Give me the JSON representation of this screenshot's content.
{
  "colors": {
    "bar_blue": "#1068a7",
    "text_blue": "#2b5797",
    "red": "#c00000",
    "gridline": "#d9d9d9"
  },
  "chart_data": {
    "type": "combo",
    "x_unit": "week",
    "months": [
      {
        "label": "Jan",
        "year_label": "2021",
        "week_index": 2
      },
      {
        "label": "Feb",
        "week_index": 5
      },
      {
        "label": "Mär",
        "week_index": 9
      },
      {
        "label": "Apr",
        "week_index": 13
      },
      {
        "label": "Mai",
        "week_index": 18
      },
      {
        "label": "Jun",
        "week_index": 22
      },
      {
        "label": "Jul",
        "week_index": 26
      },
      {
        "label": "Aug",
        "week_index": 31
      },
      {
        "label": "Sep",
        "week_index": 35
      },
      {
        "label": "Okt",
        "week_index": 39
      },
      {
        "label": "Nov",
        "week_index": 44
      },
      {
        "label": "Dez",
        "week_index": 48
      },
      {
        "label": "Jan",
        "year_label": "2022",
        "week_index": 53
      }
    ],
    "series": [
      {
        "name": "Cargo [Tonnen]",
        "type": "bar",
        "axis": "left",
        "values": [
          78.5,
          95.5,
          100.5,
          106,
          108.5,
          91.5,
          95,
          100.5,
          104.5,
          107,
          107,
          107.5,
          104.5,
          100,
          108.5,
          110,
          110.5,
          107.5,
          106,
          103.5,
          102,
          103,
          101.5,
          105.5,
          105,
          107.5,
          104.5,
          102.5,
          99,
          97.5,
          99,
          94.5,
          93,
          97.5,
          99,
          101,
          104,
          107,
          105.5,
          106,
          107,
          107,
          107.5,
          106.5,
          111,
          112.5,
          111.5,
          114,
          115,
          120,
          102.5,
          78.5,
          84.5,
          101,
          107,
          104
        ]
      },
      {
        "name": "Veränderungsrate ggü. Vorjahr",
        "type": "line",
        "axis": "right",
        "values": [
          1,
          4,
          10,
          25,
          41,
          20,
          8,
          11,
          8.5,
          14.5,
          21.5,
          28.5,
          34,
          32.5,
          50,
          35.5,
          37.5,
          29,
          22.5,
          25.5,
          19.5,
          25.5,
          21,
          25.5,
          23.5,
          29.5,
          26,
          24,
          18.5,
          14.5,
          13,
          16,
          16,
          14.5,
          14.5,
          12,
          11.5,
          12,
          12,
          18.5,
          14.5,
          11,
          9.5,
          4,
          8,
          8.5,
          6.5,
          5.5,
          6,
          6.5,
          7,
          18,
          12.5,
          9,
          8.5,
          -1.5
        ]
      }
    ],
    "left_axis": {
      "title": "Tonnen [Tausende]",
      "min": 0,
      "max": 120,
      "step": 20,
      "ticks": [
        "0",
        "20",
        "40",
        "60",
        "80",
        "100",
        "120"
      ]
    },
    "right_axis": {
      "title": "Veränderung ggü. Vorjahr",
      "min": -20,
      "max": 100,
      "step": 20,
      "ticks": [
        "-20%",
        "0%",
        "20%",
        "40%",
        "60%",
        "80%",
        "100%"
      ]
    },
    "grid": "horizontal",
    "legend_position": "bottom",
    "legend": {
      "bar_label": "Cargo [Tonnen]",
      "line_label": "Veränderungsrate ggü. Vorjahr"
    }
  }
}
################
Identify each line holding the string "Veränderungsrate", and copy it out.

__FULL RESPONSE__
        "name": "Veränderungsrate ggü. Vorjahr",
      "line_label": "Veränderungsrate ggü. Vorjahr"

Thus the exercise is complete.